Skip the images. Copy the records exactly as written.
○ ○ ○ ○ ○ ○ ○
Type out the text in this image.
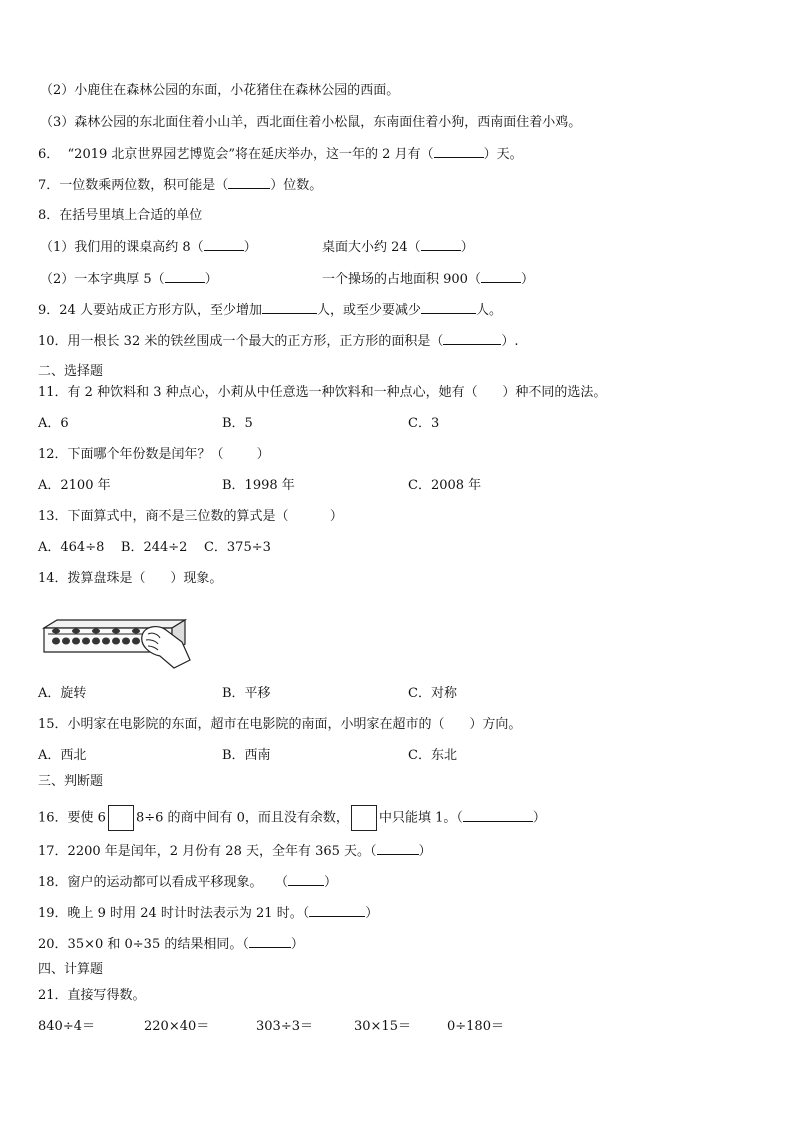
（2）小鹿住在森林公园的东面，小花猪住在森林公园的西面。
（3）森林公园的东北面住着小山羊，西北面住着小松鼠，东南面住着小狗，西南面住着小鸡。
6．  “2019 北京世界园艺博览会”将在延庆举办，这一年的 2 月有（	）天。
7．一位数乘两位数，积可能是（	）位数。
8．在括号里填上合适的单位
（1）我们用的课桌高约 8（	）	桌面大小约 24（	）
（2）一本字典厚 5（	）	一个操场的占地面积 900（	）
9．24 人要站成正方形方队，至少增加	人，或至少要减少	人。
10．用一根长 32 米的铁丝围成一个最大的正方形，正方形的面积是（	）.
二、选择题
11．有 2 种饮料和 3 种点心，小莉从中任意选一种饮料和一种点心，她有（      ）种不同的选法。
A．6	B．5	C．3
12．下面哪个年份数是闰年？（        ）
A．2100 年	B．1998 年	C．2008 年
13．下面算式中，商不是三位数的算式是（          ）
A．464÷8    B．244÷2    C．375÷3
14．拨算盘珠是（      ）现象。
A．旋转	B．平移	C．对称
15．小明家在电影院的东面，超市在电影院的南面，小明家在超市的（      ）方向。
A．西北	B．西南	C．东北
三、判断题
16．要使 6 8÷6 的商中间有 0，而且没有余数， 中只能填 1。（	）
17．2200 年是闰年，2 月份有 28 天，全年有 365 天。（	）
18．窗户的运动都可以看成平移现象。   （	）
19．晚上 9 时用 24 时计时法表示为 21 时。（	）
20．35×0 和 0÷35 的结果相同。（	）
四、计算题
21．直接写得数。
840÷4＝	220×40＝	303÷3＝	30×15＝	0÷180＝
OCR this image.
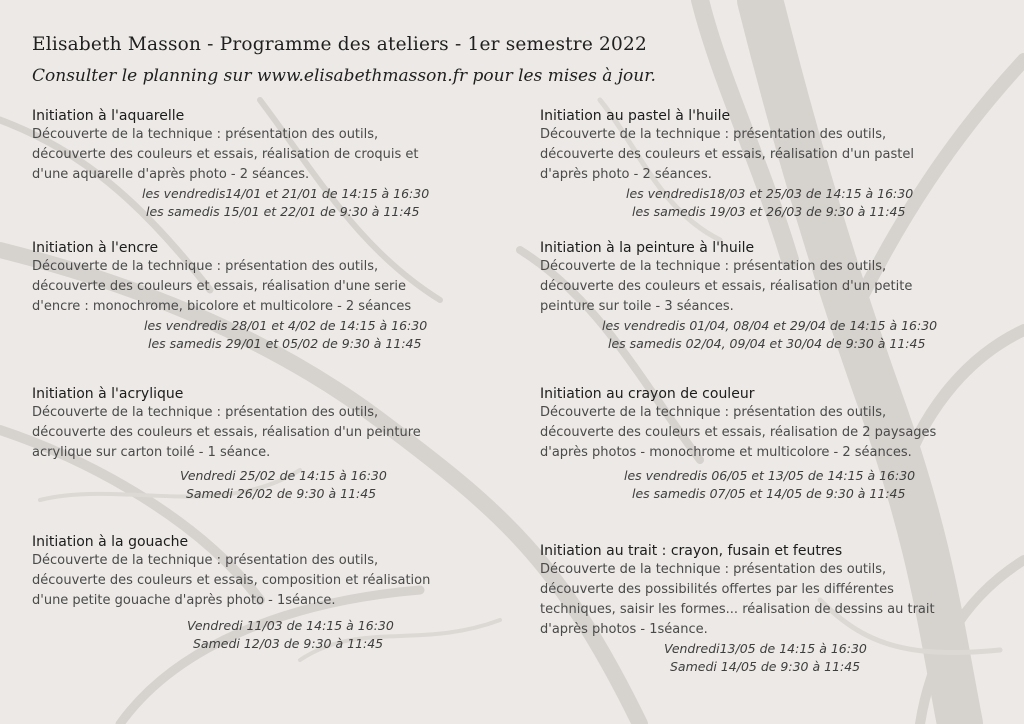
Elisabeth Masson - Programme des ateliers - 1er semestre 2022

Consulter le planning sur www.elisabethmasson.fr pour les mises à jour.

Initiation à l'aquarelle

Découverte de la technique : présentation des outils, découverte des couleurs et essais, réalisation de croquis et d'une aquarelle d'après photo - 2 séances.

les vendredis14/01 et 21/01 de 14:15 à 16:30
les samedis 15/01 et 22/01 de 9:30 à 11:45

Initiation à l'encre

Découverte de la technique : présentation des outils, découverte des couleurs et essais, réalisation d'une serie d'encre : monochrome, bicolore et multicolore - 2 séances

les vendredis 28/01 et 4/02 de 14:15 à 16:30
les samedis 29/01 et 05/02 de 9:30 à 11:45

Initiation à l'acrylique

Découverte de la technique : présentation des outils, découverte des couleurs et essais, réalisation d'un peinture acrylique sur carton toilé - 1 séance.

Vendredi 25/02 de 14:15 à 16:30
Samedi 26/02 de 9:30 à 11:45

Initiation à la gouache

Découverte de la technique : présentation des outils, découverte des couleurs et essais, composition et réalisation d'une petite gouache d'après photo - 1séance.

Vendredi 11/03 de 14:15 à 16:30
Samedi 12/03 de 9:30 à 11:45

Initiation au pastel à l'huile

Découverte de la technique : présentation des outils, découverte des couleurs et essais, réalisation d'un pastel d'après photo - 2 séances.

les vendredis18/03 et 25/03 de 14:15 à 16:30
les samedis 19/03 et 26/03 de 9:30 à 11:45

Initiation à la peinture à l'huile

Découverte de la technique : présentation des outils, découverte des couleurs et essais, réalisation d'un petite peinture sur toile - 3 séances.

les vendredis 01/04, 08/04 et 29/04 de 14:15 à 16:30
les samedis 02/04, 09/04 et 30/04 de 9:30 à 11:45

Initiation au crayon de couleur

Découverte de la technique : présentation des outils, découverte des couleurs et essais, réalisation de 2 paysages d'après photos - monochrome et multicolore - 2 séances.

les vendredis 06/05 et 13/05 de 14:15 à 16:30
les samedis 07/05 et 14/05 de 9:30 à 11:45

Initiation au trait : crayon, fusain et feutres

Découverte de la technique : présentation des outils, découverte des possibilités offertes par les différentes techniques, saisir les formes... réalisation de dessins au trait d'après photos - 1séance.

Vendredi13/05 de 14:15 à 16:30
Samedi 14/05 de 9:30 à 11:45
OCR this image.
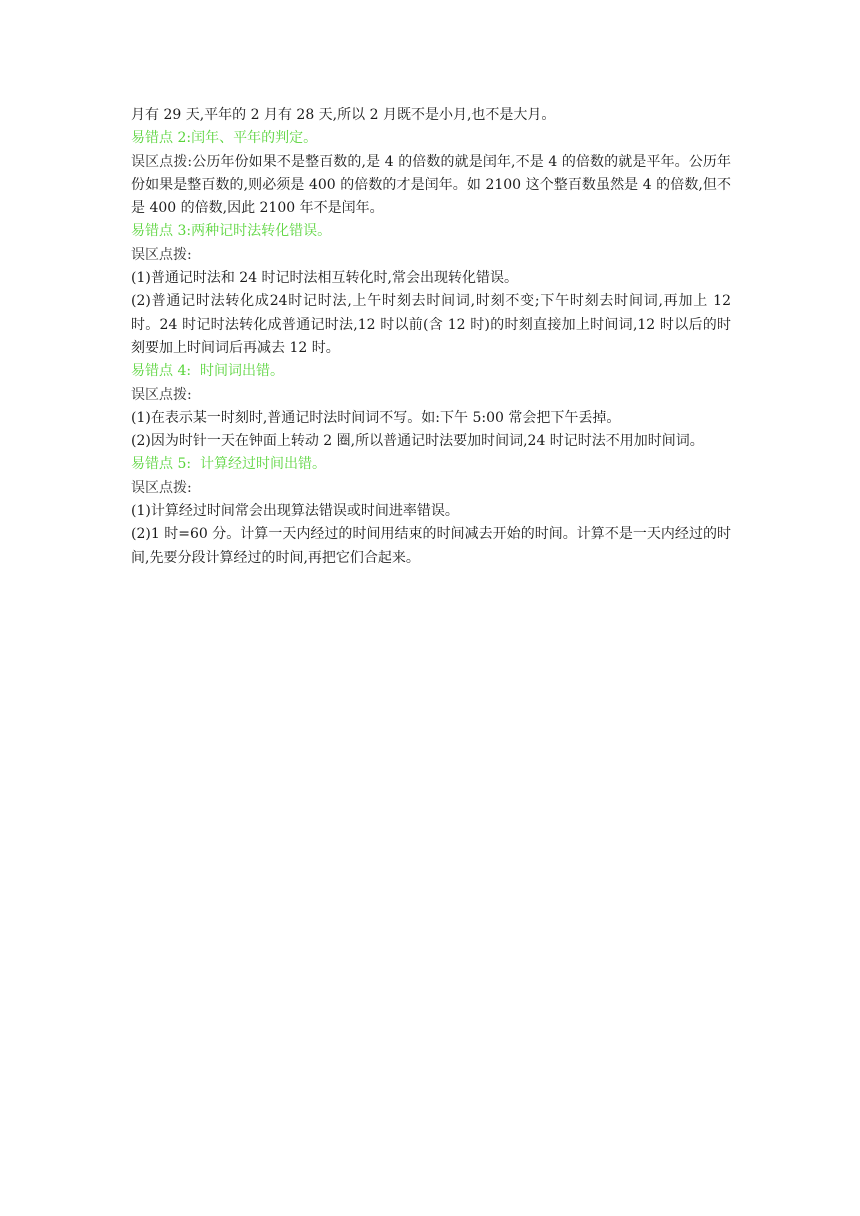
月有 29 天,平年的 2 月有 28 天,所以 2 月既不是小月,也不是大月。
易错点 2:闰年、平年的判定。
误区点拨:公历年份如果不是整百数的,是 4 的倍数的就是闰年,不是 4 的倍数的就是平年。公历年份如果是整百数的,则必须是 400 的倍数的才是闰年。如 2100 这个整百数虽然是 4 的倍数,但不是 400 的倍数,因此 2100 年不是闰年。
易错点 3:两种记时法转化错误。
误区点拨:
(1)普通记时法和 24 时记时法相互转化时,常会出现转化错误。
(2)普通记时法转化成24时记时法,上午时刻去时间词,时刻不变;下午时刻去时间词,再加上 12 时。24 时记时法转化成普通记时法,12 时以前(含 12 时)的时刻直接加上时间词,12 时以后的时刻要加上时间词后再减去 12 时。
易错点 4:  时间词出错。
误区点拨:
(1)在表示某一时刻时,普通记时法时间词不写。如:下午 5:00 常会把下午丢掉。
(2)因为时针一天在钟面上转动 2 圈,所以普通记时法要加时间词,24 时记时法不用加时间词。
易错点 5:  计算经过时间出错。
误区点拨:
(1)计算经过时间常会出现算法错误或时间进率错误。
(2)1 时=60 分。计算一天内经过的时间用结束的时间减去开始的时间。计算不是一天内经过的时间,先要分段计算经过的时间,再把它们合起来。
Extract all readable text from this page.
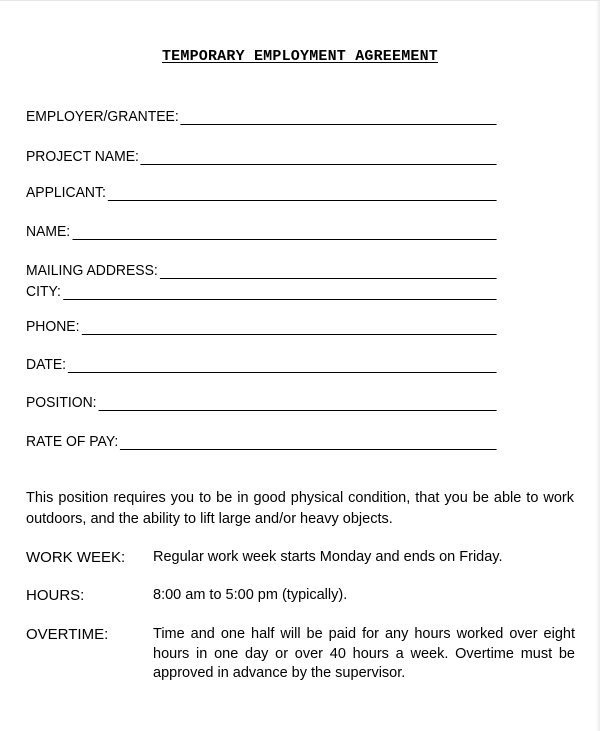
TEMPORARY EMPLOYMENT AGREEMENT
EMPLOYER/GRANTEE:
PROJECT NAME:
APPLICANT:
NAME:
MAILING ADDRESS:
CITY:
PHONE:
DATE:
POSITION:
RATE OF PAY:
This position requires you to be in good physical condition, that you be able to work outdoors, and the ability to lift large and/or heavy objects.
WORK WEEK: Regular work week starts Monday and ends on Friday.
HOURS:	8:00 am to 5:00 pm (typically).
OVERTIME:	Time and one half will be paid for any hours worked over eight hours in one day or over 40 hours a week. Overtime must be approved in advance by the supervisor.
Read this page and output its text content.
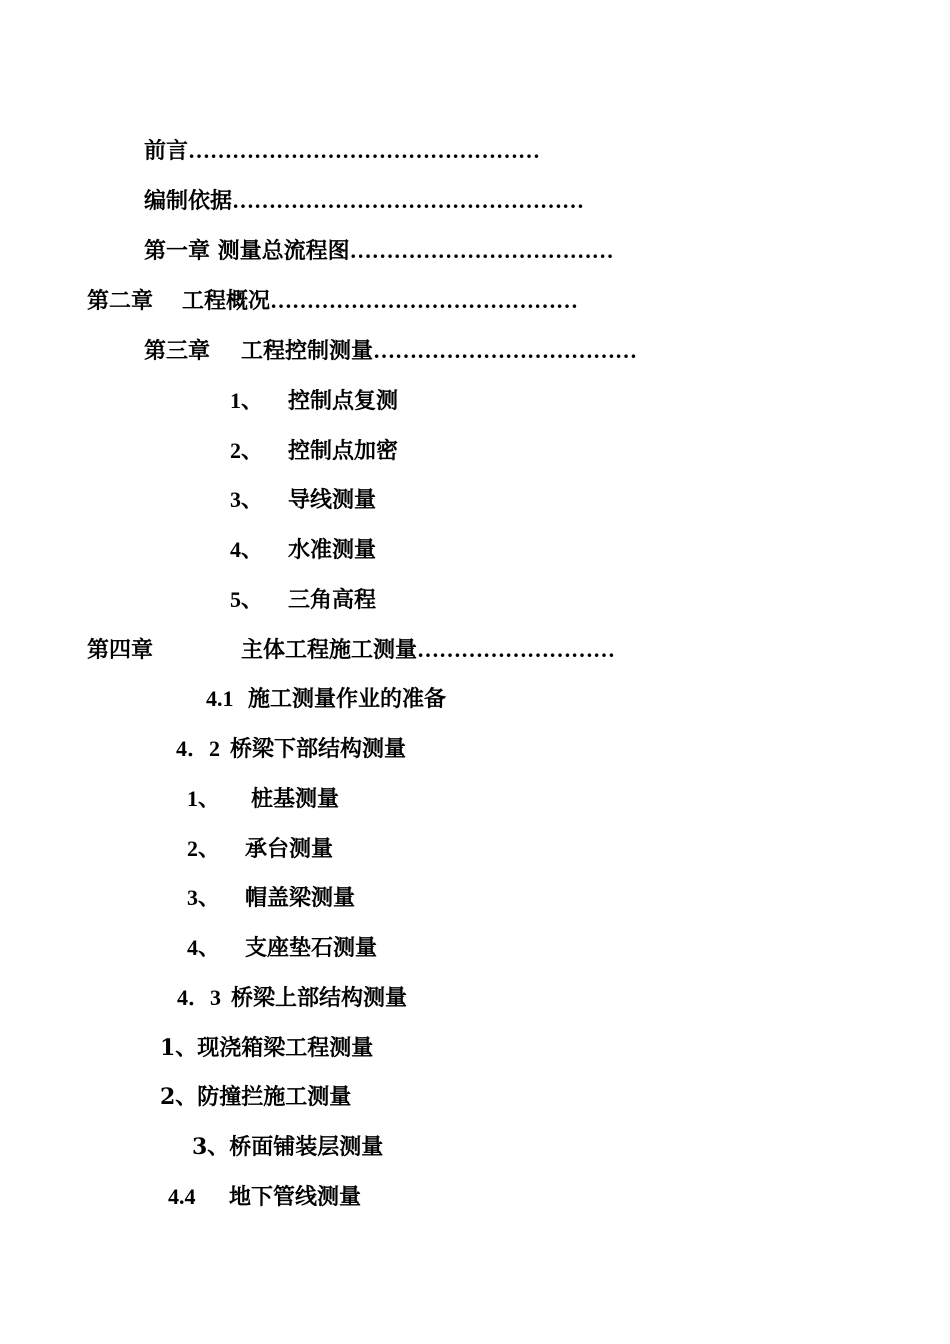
前言…………………………………………
编制依据…………………………………………
第一章 测量总流程图………………………………
第二章 工程概况……………………………………
第三章 工程控制测量………………………………
1、 控制点复测
2、 控制点加密
3、 导线测量
4、 水准测量
5、 三角高程
第四章	主体工程施工测量………………………
4.1 施工测量作业的准备
4．2 桥梁下部结构测量
1、 桩基测量
2、 承台测量
3、 帽盖梁测量
4、 支座垫石测量
4．3 桥梁上部结构测量
1、现浇箱梁工程测量
2、防撞拦施工测量
3、桥面铺装层测量
4.4 地下管线测量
○ ○ ○ ○ ○ ○ ○
## Result for this exercise
Type out the text in this image.
（2）小鹿住在森林公园的东面，小花猪住在森林公园的西面。
（3）森林公园的东北面住着小山羊，西北面住着小松鼠，东南面住着小狗，西南面住着小鸡。
6．  “2019 北京世界园艺博览会”将在延庆举办，这一年的 2 月有（	）天。
7．一位数乘两位数，积可能是（	）位数。
8．在括号里填上合适的单位
（1）我们用的课桌高约 8（	）	桌面大小约 24（	）
（2）一本字典厚 5（	）	一个操场的占地面积 900（	）
9．24 人要站成正方形方队，至少增加	人，或至少要减少	人。
10．用一根长 32 米的铁丝围成一个最大的正方形，正方形的面积是（	）.
二、选择题
11．有 2 种饮料和 3 种点心，小莉从中任意选一种饮料和一种点心，她有（      ）种不同的选法。
A．6	B．5	C．3
12．下面哪个年份数是闰年？（        ）
A．2100 年	B．1998 年	C．2008 年
13．下面算式中，商不是三位数的算式是（          ）
A．464÷8    B．244÷2    C．375÷3
14．拨算盘珠是（      ）现象。
A．旋转	B．平移	C．对称
15．小明家在电影院的东面，超市在电影院的南面，小明家在超市的（      ）方向。
A．西北	B．西南	C．东北
三、判断题
16．要使 6 8÷6 的商中间有 0，而且没有余数， 中只能填 1。（	）
17．2200 年是闰年，2 月份有 28 天，全年有 365 天。（	）
18．窗户的运动都可以看成平移现象。   （	）
19．晚上 9 时用 24 时计时法表示为 21 时。（	）
20．35×0 和 0÷35 的结果相同。（	）
四、计算题
21．直接写得数。
840÷4＝	220×40＝	303÷3＝	30×15＝	0÷180＝
OCR this image.
Elisabeth Masson - Programme des ateliers - 1er semestre 2022

Consulter le planning sur www.elisabethmasson.fr pour les mises à jour.

Initiation à l'aquarelle

Découverte de la technique : présentation des outils, découverte des couleurs et essais, réalisation de croquis et d'une aquarelle d'après photo - 2 séances.

les vendredis14/01 et 21/01 de 14:15 à 16:30
les samedis 15/01 et 22/01 de 9:30 à 11:45

Initiation à l'encre

Découverte de la technique : présentation des outils, découverte des couleurs et essais, réalisation d'une serie d'encre : monochrome, bicolore et multicolore - 2 séances

les vendredis 28/01 et 4/02 de 14:15 à 16:30
les samedis 29/01 et 05/02 de 9:30 à 11:45

Initiation à l'acrylique

Découverte de la technique : présentation des outils, découverte des couleurs et essais, réalisation d'un peinture acrylique sur carton toilé - 1 séance.

Vendredi 25/02 de 14:15 à 16:30
Samedi 26/02 de 9:30 à 11:45

Initiation à la gouache

Découverte de la technique : présentation des outils, découverte des couleurs et essais, composition et réalisation d'une petite gouache d'après photo - 1séance.

Vendredi 11/03 de 14:15 à 16:30
Samedi 12/03 de 9:30 à 11:45

Initiation au pastel à l'huile

Découverte de la technique : présentation des outils, découverte des couleurs et essais, réalisation d'un pastel d'après photo - 2 séances.

les vendredis18/03 et 25/03 de 14:15 à 16:30
les samedis 19/03 et 26/03 de 9:30 à 11:45

Initiation à la peinture à l'huile

Découverte de la technique : présentation des outils, découverte des couleurs et essais, réalisation d'un petite peinture sur toile - 3 séances.

les vendredis 01/04, 08/04 et 29/04 de 14:15 à 16:30
les samedis 02/04, 09/04 et 30/04 de 9:30 à 11:45

Initiation au crayon de couleur

Découverte de la technique : présentation des outils, découverte des couleurs et essais, réalisation de 2 paysages d'après photos - monochrome et multicolore - 2 séances.

les vendredis 06/05 et 13/05 de 14:15 à 16:30
les samedis 07/05 et 14/05 de 9:30 à 11:45

Initiation au trait : crayon, fusain et feutres

Découverte de la technique : présentation des outils, découverte des possibilités offertes par les différentes techniques, saisir les formes... réalisation de dessins au trait d'après photos - 1séance.

Vendredi13/05 de 14:15 à 16:30
Samedi 14/05 de 9:30 à 11:45
OCR this image.
月有 29 天,平年的 2 月有 28 天,所以 2 月既不是小月,也不是大月。
易错点 2:闰年、平年的判定。
误区点拨:公历年份如果不是整百数的,是 4 的倍数的就是闰年,不是 4 的倍数的就是平年。公历年份如果是整百数的,则必须是 400 的倍数的才是闰年。如 2100 这个整百数虽然是 4 的倍数,但不是 400 的倍数,因此 2100 年不是闰年。
易错点 3:两种记时法转化错误。
误区点拨:
(1)普通记时法和 24 时记时法相互转化时,常会出现转化错误。
(2)普通记时法转化成24时记时法,上午时刻去时间词,时刻不变;下午时刻去时间词,再加上 12 时。24 时记时法转化成普通记时法,12 时以前(含 12 时)的时刻直接加上时间词,12 时以后的时刻要加上时间词后再减去 12 时。
易错点 4:  时间词出错。
误区点拨:
(1)在表示某一时刻时,普通记时法时间词不写。如:下午 5:00 常会把下午丢掉。
(2)因为时针一天在钟面上转动 2 圈,所以普通记时法要加时间词,24 时记时法不用加时间词。
易错点 5:  计算经过时间出错。
误区点拨:
(1)计算经过时间常会出现算法错误或时间进率错误。
(2)1 时=60 分。计算一天内经过的时间用结束的时间减去开始的时间。计算不是一天内经过的时间,先要分段计算经过的时间,再把它们合起来。
Extract all readable text from this page.
TEMPORARY EMPLOYMENT AGREEMENT
EMPLOYER/GRANTEE:
PROJECT NAME:
APPLICANT:
NAME:
MAILING ADDRESS:
CITY:
PHONE:
DATE:
POSITION:
RATE OF PAY:
This position requires you to be in good physical condition, that you be able to work outdoors, and the ability to lift large and/or heavy objects.
WORK WEEK: Regular work week starts Monday and ends on Friday.
HOURS:	8:00 am to 5:00 pm (typically).
OVERTIME:	Time and one half will be paid for any hours worked over eight hours in one day or over 40 hours a week. Overtime must be approved in advance by the supervisor.
Read this page and output its text content.
前言…………………………………………
编制依据…………………………………………
第一章 测量总流程图………………………………
第二章 工程概况……………………………………
第三章 工程控制测量………………………………
1、 控制点复测
2、 控制点加密
3、 导线测量
4、 水准测量
5、 三角高程
第四章	主体工程施工测量………………………
4.1 施工测量作业的准备
4．2 桥梁下部结构测量
1、 桩基测量
2、 承台测量
3、 帽盖梁测量
4、 支座垫石测量
4．3 桥梁上部结构测量
1、现浇箱梁工程测量
2、防撞拦施工测量
3、桥面铺装层测量
4.4 地下管线测量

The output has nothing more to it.